# Brief:
Check every line of the entries that follow, and copy the ones containing "label".

====== Dataset extract

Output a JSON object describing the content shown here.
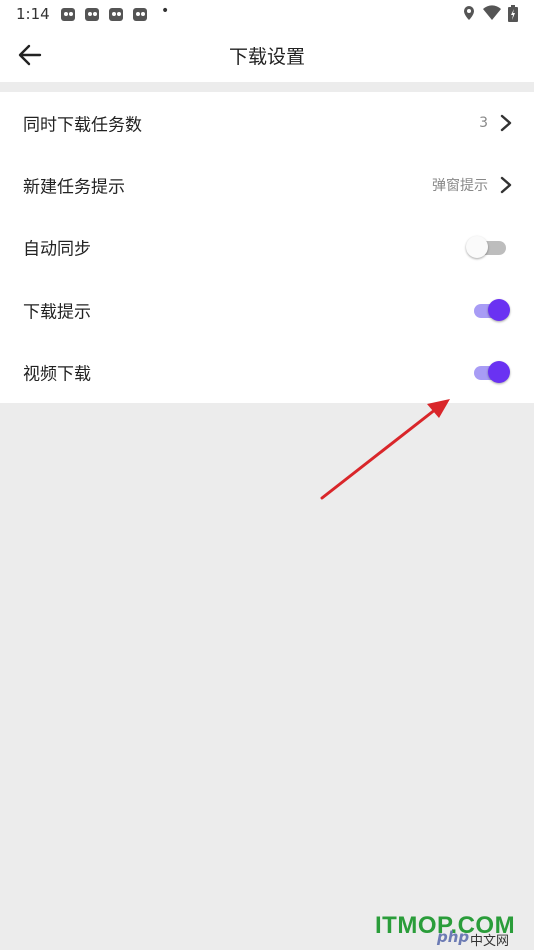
{
  "status_bar": {
    "time": "1:14",
    "notification_icons": [
      "app-notification-icon",
      "app-notification-icon",
      "app-notification-icon",
      "app-notification-icon"
    ],
    "dot": "•",
    "system_icons": [
      "location-icon",
      "wifi-icon",
      "battery-charging-icon"
    ]
  },
  "header": {
    "title": "下载设置",
    "back_icon": "arrow-left-icon"
  },
  "settings": {
    "items": [
      {
        "label": "同时下载任务数",
        "value": "3",
        "control": "chevron"
      },
      {
        "label": "新建任务提示",
        "value": "弹窗提示",
        "control": "chevron"
      },
      {
        "label": "自动同步",
        "control": "toggle",
        "on": false
      },
      {
        "label": "下载提示",
        "control": "toggle",
        "on": true
      },
      {
        "label": "视频下载",
        "control": "toggle",
        "on": true
      }
    ]
  },
  "colors": {
    "accent": "#6a32f2",
    "accent_track": "#a89cf5",
    "annotation_arrow": "#d9262a",
    "background": "#ececec"
  },
  "watermark": {
    "php": "php",
    "cn": "中文网",
    "site": "ITMOP.COM"
  }
}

============

# Worked solution:
        "label": "同时下载任务数",
        "label": "新建任务提示",
        "label": "自动同步",
        "label": "下载提示",
        "label": "视频下载",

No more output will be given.